Dataset items
============

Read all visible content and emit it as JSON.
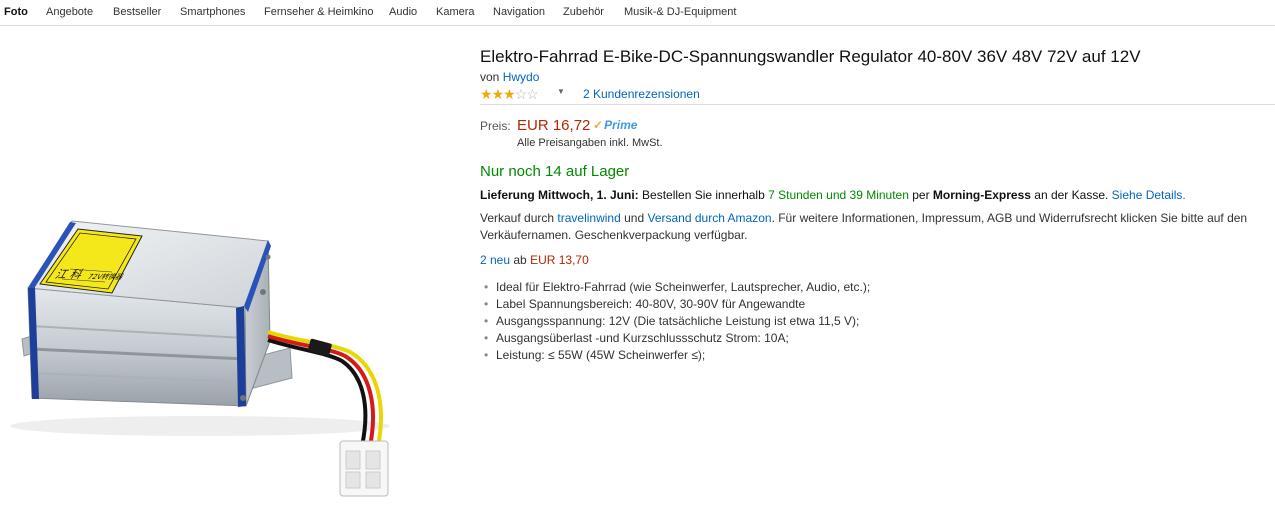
{
  "nav": {
    "items": [
      "Foto",
      "Angebote",
      "Bestseller",
      "Smartphones",
      "Fernseher & Heimkino",
      "Audio",
      "Kamera",
      "Navigation",
      "Zubehör",
      "Musik-& DJ-Equipment"
    ],
    "active_index": 0
  },
  "product": {
    "title": "Elektro-Fahrrad E-Bike-DC-Spannungswandler Regulator 40-80V 36V 48V 72V auf 12V",
    "by_prefix": "von",
    "brand": "Hwydo",
    "rating": {
      "stars_filled": 3,
      "stars_total": 5,
      "reviews_label": "2 Kundenrezensionen"
    },
    "device_label": {
      "chars": "江 科",
      "text": "72V转换器"
    }
  },
  "price": {
    "label": "Preis:",
    "value": "EUR 16,72",
    "prime_label": "Prime",
    "vat_note": "Alle Preisangaben inkl. MwSt."
  },
  "stock": "Nur noch 14 auf Lager",
  "delivery": {
    "lead": "Lieferung Mittwoch, 1. Juni:",
    "text1": "Bestellen Sie innerhalb",
    "countdown": "7 Stunden und 39 Minuten",
    "text2": "per",
    "method": "Morning-Express",
    "text3": "an der Kasse.",
    "details_link": "Siehe Details."
  },
  "seller": {
    "prefix": "Verkauf durch",
    "name": "travelinwind",
    "and": "und",
    "fulfillment": "Versand durch Amazon",
    "rest": ". Für weitere Informationen, Impressum, AGB und Widerrufsrecht klicken Sie bitte auf den Verkäufernamen. Geschenkverpackung verfügbar."
  },
  "offers": {
    "link": "2 neu",
    "from": "ab",
    "price": "EUR 13,70"
  },
  "features": [
    "Ideal für Elektro-Fahrrad (wie Scheinwerfer, Lautsprecher, Audio, etc.);",
    "Label Spannungsbereich: 40-80V, 30-90V für Angewandte",
    "Ausgangsspannung: 12V (Die tatsächliche Leistung ist etwa 11,5 V);",
    "Ausgangsüberlast -und Kurzschlussschutz Strom: 10A;",
    "Leistung: ≤ 55W (45W Scheinwerfer ≤);"
  ],
  "colors": {
    "price_red": "#b12704",
    "link_blue": "#0066c0",
    "stock_green": "#008a00",
    "star_gold": "#f0a80f",
    "prime_blue": "#3d9ae2"
  }
}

============

AIM
Transcribe the material exactly, leaving every picture out.

COMPLETE RESPONSE
Read all visible content and emit it as JSON.
{
  "nav": {
    "items": [
      "Foto",
      "Angebote",
      "Bestseller",
      "Smartphones",
      "Fernseher & Heimkino",
      "Audio",
      "Kamera",
      "Navigation",
      "Zubehör",
      "Musik-& DJ-Equipment"
    ],
    "active_index": 0
  },
  "product": {
    "title": "Elektro-Fahrrad E-Bike-DC-Spannungswandler Regulator 40-80V 36V 48V 72V auf 12V",
    "by_prefix": "von",
    "brand": "Hwydo",
    "rating": {
      "stars_filled": 3,
      "stars_total": 5,
      "reviews_label": "2 Kundenrezensionen"
    },
    "device_label": {
      "chars": "江 科",
      "text": "72V转换器"
    }
  },
  "price": {
    "label": "Preis:",
    "value": "EUR 16,72",
    "prime_label": "Prime",
    "vat_note": "Alle Preisangaben inkl. MwSt."
  },
  "stock": "Nur noch 14 auf Lager",
  "delivery": {
    "lead": "Lieferung Mittwoch, 1. Juni:",
    "text1": "Bestellen Sie innerhalb",
    "countdown": "7 Stunden und 39 Minuten",
    "text2": "per",
    "method": "Morning-Express",
    "text3": "an der Kasse.",
    "details_link": "Siehe Details."
  },
  "seller": {
    "prefix": "Verkauf durch",
    "name": "travelinwind",
    "and": "und",
    "fulfillment": "Versand durch Amazon",
    "rest": ". Für weitere Informationen, Impressum, AGB und Widerrufsrecht klicken Sie bitte auf den Verkäufernamen. Geschenkverpackung verfügbar."
  },
  "offers": {
    "link": "2 neu",
    "from": "ab",
    "price": "EUR 13,70"
  },
  "features": [
    "Ideal für Elektro-Fahrrad (wie Scheinwerfer, Lautsprecher, Audio, etc.);",
    "Label Spannungsbereich: 40-80V, 30-90V für Angewandte",
    "Ausgangsspannung: 12V (Die tatsächliche Leistung ist etwa 11,5 V);",
    "Ausgangsüberlast -und Kurzschlussschutz Strom: 10A;",
    "Leistung: ≤ 55W (45W Scheinwerfer ≤);"
  ],
  "colors": {
    "price_red": "#b12704",
    "link_blue": "#0066c0",
    "stock_green": "#008a00",
    "star_gold": "#f0a80f",
    "prime_blue": "#3d9ae2"
  }
}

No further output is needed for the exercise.